DESCRIPTION OF THE TASK:
Write each record again exactly as it stands.

--- BEGIN ---

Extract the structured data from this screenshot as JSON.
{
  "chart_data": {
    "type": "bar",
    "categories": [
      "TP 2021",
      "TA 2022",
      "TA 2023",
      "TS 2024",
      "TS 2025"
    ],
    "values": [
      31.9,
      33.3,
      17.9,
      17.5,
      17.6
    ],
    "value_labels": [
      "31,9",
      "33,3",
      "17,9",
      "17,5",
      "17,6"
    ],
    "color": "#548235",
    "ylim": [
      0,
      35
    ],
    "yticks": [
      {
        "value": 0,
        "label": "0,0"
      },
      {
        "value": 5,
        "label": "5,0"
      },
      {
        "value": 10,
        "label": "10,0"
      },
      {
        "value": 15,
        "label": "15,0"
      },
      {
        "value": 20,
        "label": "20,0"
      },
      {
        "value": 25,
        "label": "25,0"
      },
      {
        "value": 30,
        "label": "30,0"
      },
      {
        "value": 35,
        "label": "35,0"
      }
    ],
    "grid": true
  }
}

--- END ---

RESULT OF THIS TASK:
Extract the structured data from this screenshot as JSON.
{
  "chart_data": {
    "type": "bar",
    "categories": [
      "TP 2021",
      "TA 2022",
      "TA 2023",
      "TS 2024",
      "TS 2025"
    ],
    "values": [
      31.9,
      33.3,
      17.9,
      17.5,
      17.6
    ],
    "value_labels": [
      "31,9",
      "33,3",
      "17,9",
      "17,5",
      "17,6"
    ],
    "color": "#548235",
    "ylim": [
      0,
      35
    ],
    "yticks": [
      {
        "value": 0,
        "label": "0,0"
      },
      {
        "value": 5,
        "label": "5,0"
      },
      {
        "value": 10,
        "label": "10,0"
      },
      {
        "value": 15,
        "label": "15,0"
      },
      {
        "value": 20,
        "label": "20,0"
      },
      {
        "value": 25,
        "label": "25,0"
      },
      {
        "value": 30,
        "label": "30,0"
      },
      {
        "value": 35,
        "label": "35,0"
      }
    ],
    "grid": true
  }
}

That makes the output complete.